> **Goal of the exercise**
Repeat all of the material below exactly as written, images excluded.

[Extracted records]
◆ ◆ ◆ ◆ ◆

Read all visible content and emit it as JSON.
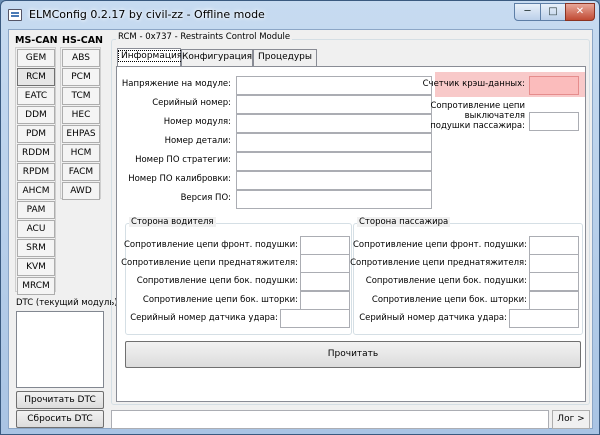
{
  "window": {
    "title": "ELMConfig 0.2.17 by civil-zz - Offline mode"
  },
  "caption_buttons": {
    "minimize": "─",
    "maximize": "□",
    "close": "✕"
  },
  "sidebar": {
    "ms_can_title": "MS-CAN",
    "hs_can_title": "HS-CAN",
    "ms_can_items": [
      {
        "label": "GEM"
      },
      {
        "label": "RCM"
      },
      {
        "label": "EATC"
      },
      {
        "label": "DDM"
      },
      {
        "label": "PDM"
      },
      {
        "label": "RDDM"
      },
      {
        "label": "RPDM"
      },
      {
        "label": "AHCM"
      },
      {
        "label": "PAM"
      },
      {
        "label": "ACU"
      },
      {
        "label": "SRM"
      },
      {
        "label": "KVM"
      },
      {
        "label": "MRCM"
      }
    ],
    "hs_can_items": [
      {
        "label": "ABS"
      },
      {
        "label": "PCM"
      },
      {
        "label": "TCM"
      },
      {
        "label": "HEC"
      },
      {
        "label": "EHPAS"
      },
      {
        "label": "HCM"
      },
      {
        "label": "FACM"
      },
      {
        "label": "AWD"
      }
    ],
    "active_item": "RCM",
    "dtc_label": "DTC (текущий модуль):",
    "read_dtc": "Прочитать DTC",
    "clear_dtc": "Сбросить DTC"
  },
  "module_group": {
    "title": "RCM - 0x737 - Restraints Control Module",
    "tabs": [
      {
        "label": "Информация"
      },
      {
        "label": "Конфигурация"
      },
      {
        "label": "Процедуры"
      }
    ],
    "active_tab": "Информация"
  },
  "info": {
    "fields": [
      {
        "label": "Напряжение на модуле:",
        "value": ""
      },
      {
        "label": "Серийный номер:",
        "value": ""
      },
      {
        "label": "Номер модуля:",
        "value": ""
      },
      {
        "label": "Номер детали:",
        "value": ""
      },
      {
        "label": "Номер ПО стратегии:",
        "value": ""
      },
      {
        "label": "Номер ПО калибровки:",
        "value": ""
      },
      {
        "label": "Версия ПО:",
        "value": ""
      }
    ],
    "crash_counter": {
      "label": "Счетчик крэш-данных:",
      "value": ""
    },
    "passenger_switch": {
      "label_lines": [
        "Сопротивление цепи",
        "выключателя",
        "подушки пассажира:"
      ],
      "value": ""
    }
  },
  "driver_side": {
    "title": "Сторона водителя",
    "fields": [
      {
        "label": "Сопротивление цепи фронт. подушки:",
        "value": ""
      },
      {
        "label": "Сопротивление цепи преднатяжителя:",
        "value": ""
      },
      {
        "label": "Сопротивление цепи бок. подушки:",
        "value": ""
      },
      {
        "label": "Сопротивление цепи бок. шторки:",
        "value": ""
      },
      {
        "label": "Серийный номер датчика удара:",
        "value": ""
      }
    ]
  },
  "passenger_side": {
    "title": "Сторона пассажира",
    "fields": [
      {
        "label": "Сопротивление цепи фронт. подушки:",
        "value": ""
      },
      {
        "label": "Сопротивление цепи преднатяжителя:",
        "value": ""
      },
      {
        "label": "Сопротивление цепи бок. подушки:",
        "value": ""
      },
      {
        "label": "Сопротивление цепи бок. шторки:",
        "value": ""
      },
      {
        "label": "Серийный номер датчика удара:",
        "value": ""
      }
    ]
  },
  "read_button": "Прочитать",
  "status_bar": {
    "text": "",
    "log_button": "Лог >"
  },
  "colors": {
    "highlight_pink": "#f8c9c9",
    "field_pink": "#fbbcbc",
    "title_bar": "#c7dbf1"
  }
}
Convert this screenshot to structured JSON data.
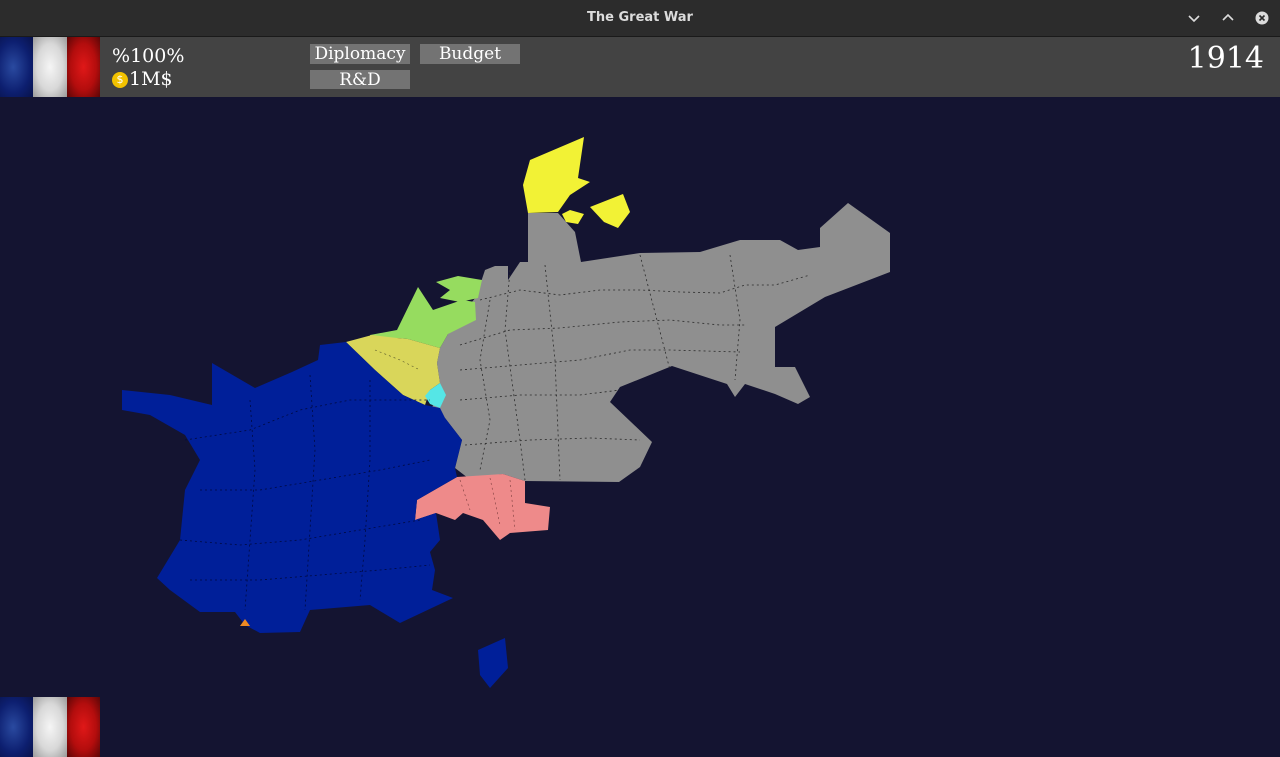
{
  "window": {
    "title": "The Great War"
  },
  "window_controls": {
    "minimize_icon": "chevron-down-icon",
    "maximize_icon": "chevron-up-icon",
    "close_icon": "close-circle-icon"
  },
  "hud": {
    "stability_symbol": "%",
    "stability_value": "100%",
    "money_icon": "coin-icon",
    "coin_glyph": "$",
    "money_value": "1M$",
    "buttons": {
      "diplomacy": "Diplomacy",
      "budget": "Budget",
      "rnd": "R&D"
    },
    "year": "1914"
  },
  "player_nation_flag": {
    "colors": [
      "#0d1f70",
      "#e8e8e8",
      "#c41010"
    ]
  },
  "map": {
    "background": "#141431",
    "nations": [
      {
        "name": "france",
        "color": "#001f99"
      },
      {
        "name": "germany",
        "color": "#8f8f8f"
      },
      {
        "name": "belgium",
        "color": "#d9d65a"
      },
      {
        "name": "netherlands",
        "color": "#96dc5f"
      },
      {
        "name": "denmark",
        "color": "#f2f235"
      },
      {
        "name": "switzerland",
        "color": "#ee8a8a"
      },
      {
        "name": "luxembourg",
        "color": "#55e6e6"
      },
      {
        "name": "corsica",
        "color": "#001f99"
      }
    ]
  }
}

◆ ◆ ◆ ◆ ◆

> **Output**
Read all visible content and emit it as JSON.
{
  "window": {
    "title": "ELMConfig 0.2.17 by civil-zz - Offline mode"
  },
  "caption_buttons": {
    "minimize": "─",
    "maximize": "□",
    "close": "✕"
  },
  "sidebar": {
    "ms_can_title": "MS-CAN",
    "hs_can_title": "HS-CAN",
    "ms_can_items": [
      {
        "label": "GEM"
      },
      {
        "label": "RCM"
      },
      {
        "label": "EATC"
      },
      {
        "label": "DDM"
      },
      {
        "label": "PDM"
      },
      {
        "label": "RDDM"
      },
      {
        "label": "RPDM"
      },
      {
        "label": "AHCM"
      },
      {
        "label": "PAM"
      },
      {
        "label": "ACU"
      },
      {
        "label": "SRM"
      },
      {
        "label": "KVM"
      },
      {
        "label": "MRCM"
      }
    ],
    "hs_can_items": [
      {
        "label": "ABS"
      },
      {
        "label": "PCM"
      },
      {
        "label": "TCM"
      },
      {
        "label": "HEC"
      },
      {
        "label": "EHPAS"
      },
      {
        "label": "HCM"
      },
      {
        "label": "FACM"
      },
      {
        "label": "AWD"
      }
    ],
    "active_item": "RCM",
    "dtc_label": "DTC (текущий модуль):",
    "read_dtc": "Прочитать DTC",
    "clear_dtc": "Сбросить DTC"
  },
  "module_group": {
    "title": "RCM - 0x737 - Restraints Control Module",
    "tabs": [
      {
        "label": "Информация"
      },
      {
        "label": "Конфигурация"
      },
      {
        "label": "Процедуры"
      }
    ],
    "active_tab": "Информация"
  },
  "info": {
    "fields": [
      {
        "label": "Напряжение на модуле:",
        "value": ""
      },
      {
        "label": "Серийный номер:",
        "value": ""
      },
      {
        "label": "Номер модуля:",
        "value": ""
      },
      {
        "label": "Номер детали:",
        "value": ""
      },
      {
        "label": "Номер ПО стратегии:",
        "value": ""
      },
      {
        "label": "Номер ПО калибровки:",
        "value": ""
      },
      {
        "label": "Версия ПО:",
        "value": ""
      }
    ],
    "crash_counter": {
      "label": "Счетчик крэш-данных:",
      "value": ""
    },
    "passenger_switch": {
      "label_lines": [
        "Сопротивление цепи",
        "выключателя",
        "подушки пассажира:"
      ],
      "value": ""
    }
  },
  "driver_side": {
    "title": "Сторона водителя",
    "fields": [
      {
        "label": "Сопротивление цепи фронт. подушки:",
        "value": ""
      },
      {
        "label": "Сопротивление цепи преднатяжителя:",
        "value": ""
      },
      {
        "label": "Сопротивление цепи бок. подушки:",
        "value": ""
      },
      {
        "label": "Сопротивление цепи бок. шторки:",
        "value": ""
      },
      {
        "label": "Серийный номер датчика удара:",
        "value": ""
      }
    ]
  },
  "passenger_side": {
    "title": "Сторона пассажира",
    "fields": [
      {
        "label": "Сопротивление цепи фронт. подушки:",
        "value": ""
      },
      {
        "label": "Сопротивление цепи преднатяжителя:",
        "value": ""
      },
      {
        "label": "Сопротивление цепи бок. подушки:",
        "value": ""
      },
      {
        "label": "Сопротивление цепи бок. шторки:",
        "value": ""
      },
      {
        "label": "Серийный номер датчика удара:",
        "value": ""
      }
    ]
  },
  "read_button": "Прочитать",
  "status_bar": {
    "text": "",
    "log_button": "Лог >"
  },
  "colors": {
    "highlight_pink": "#f8c9c9",
    "field_pink": "#fbbcbc",
    "title_bar": "#c7dbf1"
  }
}
Convert this screenshot to structured JSON data.
{
  "window": {
    "title": "The Great War"
  },
  "window_controls": {
    "minimize_icon": "chevron-down-icon",
    "maximize_icon": "chevron-up-icon",
    "close_icon": "close-circle-icon"
  },
  "hud": {
    "stability_symbol": "%",
    "stability_value": "100%",
    "money_icon": "coin-icon",
    "coin_glyph": "$",
    "money_value": "1M$",
    "buttons": {
      "diplomacy": "Diplomacy",
      "budget": "Budget",
      "rnd": "R&D"
    },
    "year": "1914"
  },
  "player_nation_flag": {
    "colors": [
      "#0d1f70",
      "#e8e8e8",
      "#c41010"
    ]
  },
  "map": {
    "background": "#141431",
    "nations": [
      {
        "name": "france",
        "color": "#001f99"
      },
      {
        "name": "germany",
        "color": "#8f8f8f"
      },
      {
        "name": "belgium",
        "color": "#d9d65a"
      },
      {
        "name": "netherlands",
        "color": "#96dc5f"
      },
      {
        "name": "denmark",
        "color": "#f2f235"
      },
      {
        "name": "switzerland",
        "color": "#ee8a8a"
      },
      {
        "name": "luxembourg",
        "color": "#55e6e6"
      },
      {
        "name": "corsica",
        "color": "#001f99"
      }
    ]
  }
}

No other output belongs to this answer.